- **DATA LISTING**:
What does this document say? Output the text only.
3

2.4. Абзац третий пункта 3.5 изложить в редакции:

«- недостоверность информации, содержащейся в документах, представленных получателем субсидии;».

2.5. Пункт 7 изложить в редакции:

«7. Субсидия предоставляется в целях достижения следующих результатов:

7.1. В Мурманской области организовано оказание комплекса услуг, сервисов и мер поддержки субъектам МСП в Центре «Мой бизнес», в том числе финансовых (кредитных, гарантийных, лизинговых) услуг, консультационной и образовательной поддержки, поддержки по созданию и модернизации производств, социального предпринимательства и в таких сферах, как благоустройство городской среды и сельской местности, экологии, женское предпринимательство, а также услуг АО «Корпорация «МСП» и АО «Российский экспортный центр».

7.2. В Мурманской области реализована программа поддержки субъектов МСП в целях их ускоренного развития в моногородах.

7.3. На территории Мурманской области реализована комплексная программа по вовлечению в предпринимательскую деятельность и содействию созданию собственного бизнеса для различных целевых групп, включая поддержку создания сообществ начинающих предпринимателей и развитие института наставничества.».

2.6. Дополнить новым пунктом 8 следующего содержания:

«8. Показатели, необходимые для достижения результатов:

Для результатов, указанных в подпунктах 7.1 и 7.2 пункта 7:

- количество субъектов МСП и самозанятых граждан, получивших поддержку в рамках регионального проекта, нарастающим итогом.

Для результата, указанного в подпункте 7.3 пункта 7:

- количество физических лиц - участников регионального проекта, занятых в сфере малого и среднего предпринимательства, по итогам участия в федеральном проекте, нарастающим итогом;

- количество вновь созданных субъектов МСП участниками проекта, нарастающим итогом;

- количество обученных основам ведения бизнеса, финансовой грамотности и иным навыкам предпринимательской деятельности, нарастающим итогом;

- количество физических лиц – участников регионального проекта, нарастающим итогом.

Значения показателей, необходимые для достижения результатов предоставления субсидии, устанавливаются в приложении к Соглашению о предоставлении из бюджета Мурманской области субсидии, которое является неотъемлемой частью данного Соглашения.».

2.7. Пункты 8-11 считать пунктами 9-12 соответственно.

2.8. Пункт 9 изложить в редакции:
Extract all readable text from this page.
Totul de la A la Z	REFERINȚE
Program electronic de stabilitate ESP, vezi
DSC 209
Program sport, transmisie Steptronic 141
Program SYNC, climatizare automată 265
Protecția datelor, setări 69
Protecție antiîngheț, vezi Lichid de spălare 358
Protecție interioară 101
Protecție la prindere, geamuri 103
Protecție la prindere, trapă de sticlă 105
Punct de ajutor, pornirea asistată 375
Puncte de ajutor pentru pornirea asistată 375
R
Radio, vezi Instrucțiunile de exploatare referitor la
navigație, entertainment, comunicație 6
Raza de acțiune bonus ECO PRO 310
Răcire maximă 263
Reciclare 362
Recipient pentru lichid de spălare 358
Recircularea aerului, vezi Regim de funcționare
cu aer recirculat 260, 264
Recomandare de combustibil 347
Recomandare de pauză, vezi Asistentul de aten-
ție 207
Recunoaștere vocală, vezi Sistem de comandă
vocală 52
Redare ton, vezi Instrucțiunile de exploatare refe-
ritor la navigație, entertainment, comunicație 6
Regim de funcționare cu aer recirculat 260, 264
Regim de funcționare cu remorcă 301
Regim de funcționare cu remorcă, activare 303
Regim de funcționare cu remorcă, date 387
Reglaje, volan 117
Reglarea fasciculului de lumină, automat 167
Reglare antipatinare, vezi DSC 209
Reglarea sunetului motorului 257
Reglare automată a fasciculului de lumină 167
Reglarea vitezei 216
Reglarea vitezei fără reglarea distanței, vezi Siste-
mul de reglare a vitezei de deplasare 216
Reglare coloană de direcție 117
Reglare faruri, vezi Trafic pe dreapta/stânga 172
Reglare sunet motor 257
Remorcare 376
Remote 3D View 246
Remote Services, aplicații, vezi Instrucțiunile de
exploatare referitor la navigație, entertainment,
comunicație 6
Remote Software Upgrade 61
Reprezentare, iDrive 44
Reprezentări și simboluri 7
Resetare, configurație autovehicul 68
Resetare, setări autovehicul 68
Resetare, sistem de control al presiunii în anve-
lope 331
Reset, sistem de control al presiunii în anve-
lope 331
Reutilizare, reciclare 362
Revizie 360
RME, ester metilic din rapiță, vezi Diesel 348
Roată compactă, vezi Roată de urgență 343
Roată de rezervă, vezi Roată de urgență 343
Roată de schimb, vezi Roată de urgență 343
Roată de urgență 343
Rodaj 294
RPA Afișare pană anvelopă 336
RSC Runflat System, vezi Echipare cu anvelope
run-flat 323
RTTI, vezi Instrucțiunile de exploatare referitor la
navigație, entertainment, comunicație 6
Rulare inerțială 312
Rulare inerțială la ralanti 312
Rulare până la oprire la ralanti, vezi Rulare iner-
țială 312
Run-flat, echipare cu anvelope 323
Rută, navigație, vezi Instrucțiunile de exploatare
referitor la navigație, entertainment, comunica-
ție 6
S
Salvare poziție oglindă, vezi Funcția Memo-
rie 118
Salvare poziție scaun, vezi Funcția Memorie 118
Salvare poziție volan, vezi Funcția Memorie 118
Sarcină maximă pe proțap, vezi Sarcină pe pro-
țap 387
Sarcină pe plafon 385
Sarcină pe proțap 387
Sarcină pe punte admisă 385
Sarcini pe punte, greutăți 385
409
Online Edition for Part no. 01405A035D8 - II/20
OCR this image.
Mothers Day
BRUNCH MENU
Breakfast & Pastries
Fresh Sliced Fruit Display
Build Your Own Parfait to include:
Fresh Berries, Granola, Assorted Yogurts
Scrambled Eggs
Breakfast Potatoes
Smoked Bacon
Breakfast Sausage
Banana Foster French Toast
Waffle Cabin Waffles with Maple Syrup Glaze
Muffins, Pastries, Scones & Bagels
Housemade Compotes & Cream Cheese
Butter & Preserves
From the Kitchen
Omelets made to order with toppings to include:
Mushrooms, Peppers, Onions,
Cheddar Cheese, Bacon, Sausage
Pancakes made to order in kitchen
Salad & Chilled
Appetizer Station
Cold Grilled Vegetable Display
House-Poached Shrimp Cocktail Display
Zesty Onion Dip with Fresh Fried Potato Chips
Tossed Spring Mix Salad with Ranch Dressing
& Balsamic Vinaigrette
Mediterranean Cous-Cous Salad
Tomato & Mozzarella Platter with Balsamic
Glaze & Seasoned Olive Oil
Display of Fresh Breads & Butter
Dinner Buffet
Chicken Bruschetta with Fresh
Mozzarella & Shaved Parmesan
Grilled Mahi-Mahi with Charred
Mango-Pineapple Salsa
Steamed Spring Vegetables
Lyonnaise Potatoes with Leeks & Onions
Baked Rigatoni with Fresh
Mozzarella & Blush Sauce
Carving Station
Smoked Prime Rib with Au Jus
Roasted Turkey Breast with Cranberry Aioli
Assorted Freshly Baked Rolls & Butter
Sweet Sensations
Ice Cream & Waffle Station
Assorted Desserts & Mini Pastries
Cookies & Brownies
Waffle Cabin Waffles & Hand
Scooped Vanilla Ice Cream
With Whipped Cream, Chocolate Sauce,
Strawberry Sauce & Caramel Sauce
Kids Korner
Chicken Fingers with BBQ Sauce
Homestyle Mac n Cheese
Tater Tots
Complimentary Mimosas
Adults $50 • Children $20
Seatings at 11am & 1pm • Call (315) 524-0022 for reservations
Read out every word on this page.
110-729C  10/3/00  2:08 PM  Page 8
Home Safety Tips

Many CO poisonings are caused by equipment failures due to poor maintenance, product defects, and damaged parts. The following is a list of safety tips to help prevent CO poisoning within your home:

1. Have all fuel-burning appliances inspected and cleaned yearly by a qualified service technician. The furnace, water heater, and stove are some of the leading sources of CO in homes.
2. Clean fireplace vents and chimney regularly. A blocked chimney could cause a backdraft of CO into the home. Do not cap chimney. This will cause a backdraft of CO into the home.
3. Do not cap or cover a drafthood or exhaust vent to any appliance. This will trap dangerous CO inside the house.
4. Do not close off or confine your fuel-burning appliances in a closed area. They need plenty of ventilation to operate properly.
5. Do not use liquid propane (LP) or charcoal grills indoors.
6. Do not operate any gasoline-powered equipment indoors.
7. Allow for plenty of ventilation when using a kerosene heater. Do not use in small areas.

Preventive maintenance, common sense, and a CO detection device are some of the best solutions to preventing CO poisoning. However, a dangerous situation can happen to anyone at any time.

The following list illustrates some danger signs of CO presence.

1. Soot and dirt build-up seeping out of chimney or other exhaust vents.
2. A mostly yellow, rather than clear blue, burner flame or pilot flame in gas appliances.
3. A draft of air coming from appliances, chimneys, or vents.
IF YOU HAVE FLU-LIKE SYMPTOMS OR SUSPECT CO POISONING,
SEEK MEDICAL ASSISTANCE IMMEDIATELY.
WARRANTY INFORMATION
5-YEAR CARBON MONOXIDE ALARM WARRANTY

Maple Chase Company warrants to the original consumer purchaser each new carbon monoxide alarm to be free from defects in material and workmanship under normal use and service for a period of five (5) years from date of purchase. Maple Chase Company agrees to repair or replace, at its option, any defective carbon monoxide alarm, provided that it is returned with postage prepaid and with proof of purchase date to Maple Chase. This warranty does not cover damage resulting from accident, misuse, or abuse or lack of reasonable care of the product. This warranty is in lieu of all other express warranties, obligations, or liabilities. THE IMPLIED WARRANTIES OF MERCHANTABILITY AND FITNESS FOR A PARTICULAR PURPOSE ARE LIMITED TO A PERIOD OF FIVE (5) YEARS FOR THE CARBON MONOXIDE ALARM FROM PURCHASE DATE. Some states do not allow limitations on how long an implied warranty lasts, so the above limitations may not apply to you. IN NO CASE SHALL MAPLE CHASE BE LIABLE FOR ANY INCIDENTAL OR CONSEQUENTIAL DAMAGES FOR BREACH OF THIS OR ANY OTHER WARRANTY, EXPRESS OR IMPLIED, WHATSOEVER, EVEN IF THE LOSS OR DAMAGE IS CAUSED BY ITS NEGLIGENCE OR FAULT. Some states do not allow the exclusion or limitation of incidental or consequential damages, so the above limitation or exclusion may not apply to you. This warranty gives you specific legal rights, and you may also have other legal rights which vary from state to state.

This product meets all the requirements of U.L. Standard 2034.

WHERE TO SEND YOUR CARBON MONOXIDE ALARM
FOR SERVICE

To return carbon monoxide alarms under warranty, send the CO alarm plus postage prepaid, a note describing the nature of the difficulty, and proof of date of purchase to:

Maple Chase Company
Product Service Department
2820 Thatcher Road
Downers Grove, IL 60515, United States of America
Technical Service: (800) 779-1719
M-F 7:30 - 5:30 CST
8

- **WRITTEN TASK**:
Copy every line that includes the string "control" from the material above.

- **SOLUTION FOR THIS EXERCISE**:
Resetare, sistem de control al presiunii în anve-
Reset, sistem de control al presiunii în anve-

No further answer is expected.